Provided material
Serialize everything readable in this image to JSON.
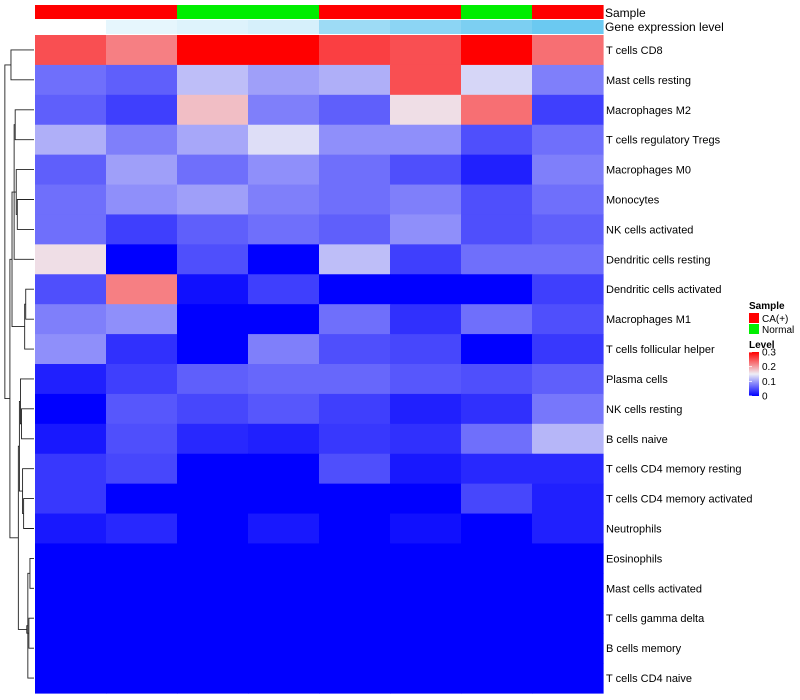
{
  "chart_data": {
    "type": "heatmap",
    "annotation_labels": {
      "sample": "Sample",
      "gene_expression": "Gene expression level"
    },
    "row_labels": [
      "T cells CD8",
      "Mast cells resting",
      "Macrophages M2",
      "T cells regulatory  Tregs",
      "Macrophages M0",
      "Monocytes",
      "NK cells activated",
      "Dendritic cells resting",
      "Dendritic cells activated",
      "Macrophages M1",
      "T cells follicular helper",
      "Plasma cells",
      "NK cells resting",
      "B cells naive",
      "T cells CD4 memory resting",
      "T cells CD4 memory activated",
      "Neutrophils",
      "Eosinophils",
      "Mast cells activated",
      "T cells gamma delta",
      "B cells memory",
      "T cells CD4 naive"
    ],
    "sample_groups": [
      "CA(+)",
      "CA(+)",
      "Normal",
      "Normal",
      "CA(+)",
      "CA(+)",
      "Normal",
      "CA(+)"
    ],
    "gene_expression_levels": [
      0.0,
      0.15,
      0.2,
      0.25,
      0.6,
      0.7,
      0.8,
      0.9
    ],
    "values": [
      [
        0.25,
        0.22,
        0.3,
        0.3,
        0.26,
        0.25,
        0.3,
        0.23
      ],
      [
        0.07,
        0.06,
        0.12,
        0.1,
        0.11,
        0.25,
        0.135,
        0.08
      ],
      [
        0.06,
        0.04,
        0.18,
        0.08,
        0.06,
        0.16,
        0.23,
        0.04
      ],
      [
        0.11,
        0.08,
        0.105,
        0.14,
        0.09,
        0.09,
        0.05,
        0.07
      ],
      [
        0.06,
        0.1,
        0.07,
        0.09,
        0.07,
        0.05,
        0.02,
        0.08
      ],
      [
        0.07,
        0.09,
        0.1,
        0.08,
        0.07,
        0.08,
        0.05,
        0.07
      ],
      [
        0.07,
        0.04,
        0.06,
        0.07,
        0.06,
        0.09,
        0.05,
        0.06
      ],
      [
        0.16,
        0.0,
        0.05,
        0.0,
        0.12,
        0.04,
        0.07,
        0.07
      ],
      [
        0.05,
        0.22,
        0.01,
        0.04,
        0.0,
        0.0,
        0.0,
        0.04
      ],
      [
        0.08,
        0.09,
        0.0,
        0.0,
        0.07,
        0.03,
        0.07,
        0.05
      ],
      [
        0.09,
        0.03,
        0.0,
        0.08,
        0.05,
        0.045,
        0.0,
        0.035
      ],
      [
        0.02,
        0.04,
        0.06,
        0.065,
        0.065,
        0.055,
        0.05,
        0.06
      ],
      [
        0.0,
        0.055,
        0.045,
        0.055,
        0.04,
        0.02,
        0.03,
        0.075
      ],
      [
        0.015,
        0.05,
        0.025,
        0.02,
        0.035,
        0.03,
        0.07,
        0.115
      ],
      [
        0.035,
        0.045,
        0.0,
        0.0,
        0.05,
        0.015,
        0.025,
        0.025
      ],
      [
        0.035,
        0.0,
        0.0,
        0.0,
        0.0,
        0.0,
        0.045,
        0.02
      ],
      [
        0.015,
        0.025,
        0.0,
        0.015,
        0.0,
        0.01,
        0.0,
        0.02
      ],
      [
        0,
        0,
        0,
        0,
        0,
        0,
        0,
        0
      ],
      [
        0,
        0,
        0,
        0,
        0,
        0,
        0,
        0
      ],
      [
        0,
        0,
        0,
        0,
        0,
        0,
        0,
        0
      ],
      [
        0,
        0,
        0,
        0,
        0,
        0,
        0,
        0
      ],
      [
        0,
        0,
        0,
        0,
        0,
        0,
        0,
        0
      ]
    ],
    "color_scale": {
      "min": 0,
      "mid": 0.15,
      "max": 0.3,
      "low_color": "#0000ff",
      "mid_color": "#eeeef6",
      "high_color": "#ff0000"
    },
    "legend": {
      "sample_title": "Sample",
      "sample_entries": [
        {
          "label": "CA(+)",
          "color": "#ff0000"
        },
        {
          "label": "Normal",
          "color": "#00ee00"
        }
      ],
      "level_title": "Level",
      "level_ticks": [
        "0.3",
        "0.2",
        "0.1",
        "0"
      ],
      "level_tick_values": [
        0.3,
        0.2,
        0.1,
        0
      ],
      "placement": "right"
    },
    "gene_expression_colors": {
      "low": "#ffffff",
      "high": "#5bc3ef"
    },
    "dendrogram": {
      "position": "left",
      "merges": [
        [
          17,
          18
        ],
        [
          19,
          20
        ],
        [
          22,
          21
        ],
        [
          23,
          24
        ],
        [
          8,
          9
        ],
        [
          26,
          10
        ],
        [
          15,
          16
        ],
        [
          28,
          14
        ],
        [
          12,
          13
        ],
        [
          11,
          30
        ],
        [
          29,
          31
        ],
        [
          25,
          32
        ],
        [
          5,
          6
        ],
        [
          34,
          4
        ],
        [
          2,
          3
        ],
        [
          36,
          7
        ],
        [
          35,
          37
        ],
        [
          27,
          38
        ],
        [
          0,
          1
        ],
        [
          33,
          39
        ],
        [
          40,
          41
        ]
      ]
    }
  }
}
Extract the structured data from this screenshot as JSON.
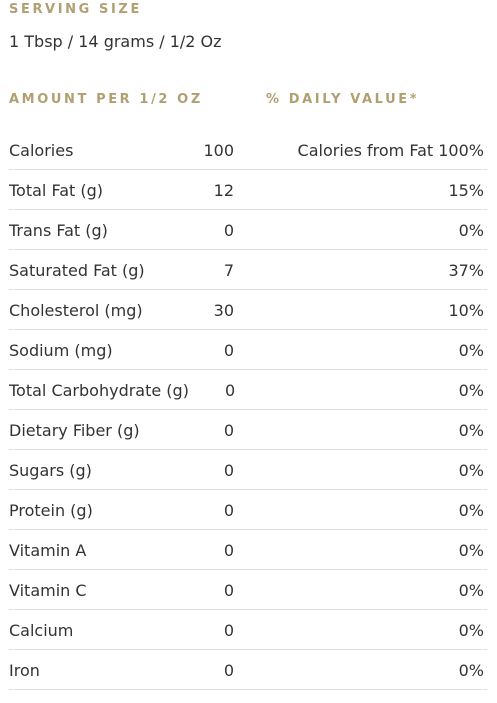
{
  "serving": {
    "label": "SERVING SIZE",
    "value": "1 Tbsp / 14 grams / 1/2 Oz"
  },
  "headers": {
    "amount": "AMOUNT PER 1/2 OZ",
    "daily_value": "% DAILY VALUE*"
  },
  "rows": [
    {
      "name": "Calories",
      "amount": "100",
      "dv": "Calories from Fat 100%"
    },
    {
      "name": "Total Fat (g)",
      "amount": "12",
      "dv": "15%"
    },
    {
      "name": "Trans Fat (g)",
      "amount": "0",
      "dv": "0%"
    },
    {
      "name": "Saturated Fat (g)",
      "amount": "7",
      "dv": "37%"
    },
    {
      "name": "Cholesterol (mg)",
      "amount": "30",
      "dv": "10%"
    },
    {
      "name": "Sodium (mg)",
      "amount": "0",
      "dv": "0%"
    },
    {
      "name": "Total Carbohydrate (g)",
      "amount": "0",
      "dv": "0%"
    },
    {
      "name": "Dietary Fiber (g)",
      "amount": "0",
      "dv": "0%"
    },
    {
      "name": "Sugars (g)",
      "amount": "0",
      "dv": "0%"
    },
    {
      "name": "Protein (g)",
      "amount": "0",
      "dv": "0%"
    },
    {
      "name": "Vitamin A",
      "amount": "0",
      "dv": "0%"
    },
    {
      "name": "Vitamin C",
      "amount": "0",
      "dv": "0%"
    },
    {
      "name": "Calcium",
      "amount": "0",
      "dv": "0%"
    },
    {
      "name": "Iron",
      "amount": "0",
      "dv": "0%"
    }
  ],
  "colors": {
    "accent": "#b0a071",
    "text": "#333333",
    "divider": "#e3e3e3"
  }
}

What is needed
The lines from the one containing "Extract the structured" to the end of the material must be output exactly, both ends included; no picture may appear.

Written response
Extract the structured data from this screenshot as JSON.
{
  "serving": {
    "label": "SERVING SIZE",
    "value": "1 Tbsp / 14 grams / 1/2 Oz"
  },
  "headers": {
    "amount": "AMOUNT PER 1/2 OZ",
    "daily_value": "% DAILY VALUE*"
  },
  "rows": [
    {
      "name": "Calories",
      "amount": "100",
      "dv": "Calories from Fat 100%"
    },
    {
      "name": "Total Fat (g)",
      "amount": "12",
      "dv": "15%"
    },
    {
      "name": "Trans Fat (g)",
      "amount": "0",
      "dv": "0%"
    },
    {
      "name": "Saturated Fat (g)",
      "amount": "7",
      "dv": "37%"
    },
    {
      "name": "Cholesterol (mg)",
      "amount": "30",
      "dv": "10%"
    },
    {
      "name": "Sodium (mg)",
      "amount": "0",
      "dv": "0%"
    },
    {
      "name": "Total Carbohydrate (g)",
      "amount": "0",
      "dv": "0%"
    },
    {
      "name": "Dietary Fiber (g)",
      "amount": "0",
      "dv": "0%"
    },
    {
      "name": "Sugars (g)",
      "amount": "0",
      "dv": "0%"
    },
    {
      "name": "Protein (g)",
      "amount": "0",
      "dv": "0%"
    },
    {
      "name": "Vitamin A",
      "amount": "0",
      "dv": "0%"
    },
    {
      "name": "Vitamin C",
      "amount": "0",
      "dv": "0%"
    },
    {
      "name": "Calcium",
      "amount": "0",
      "dv": "0%"
    },
    {
      "name": "Iron",
      "amount": "0",
      "dv": "0%"
    }
  ],
  "colors": {
    "accent": "#b0a071",
    "text": "#333333",
    "divider": "#e3e3e3"
  }
}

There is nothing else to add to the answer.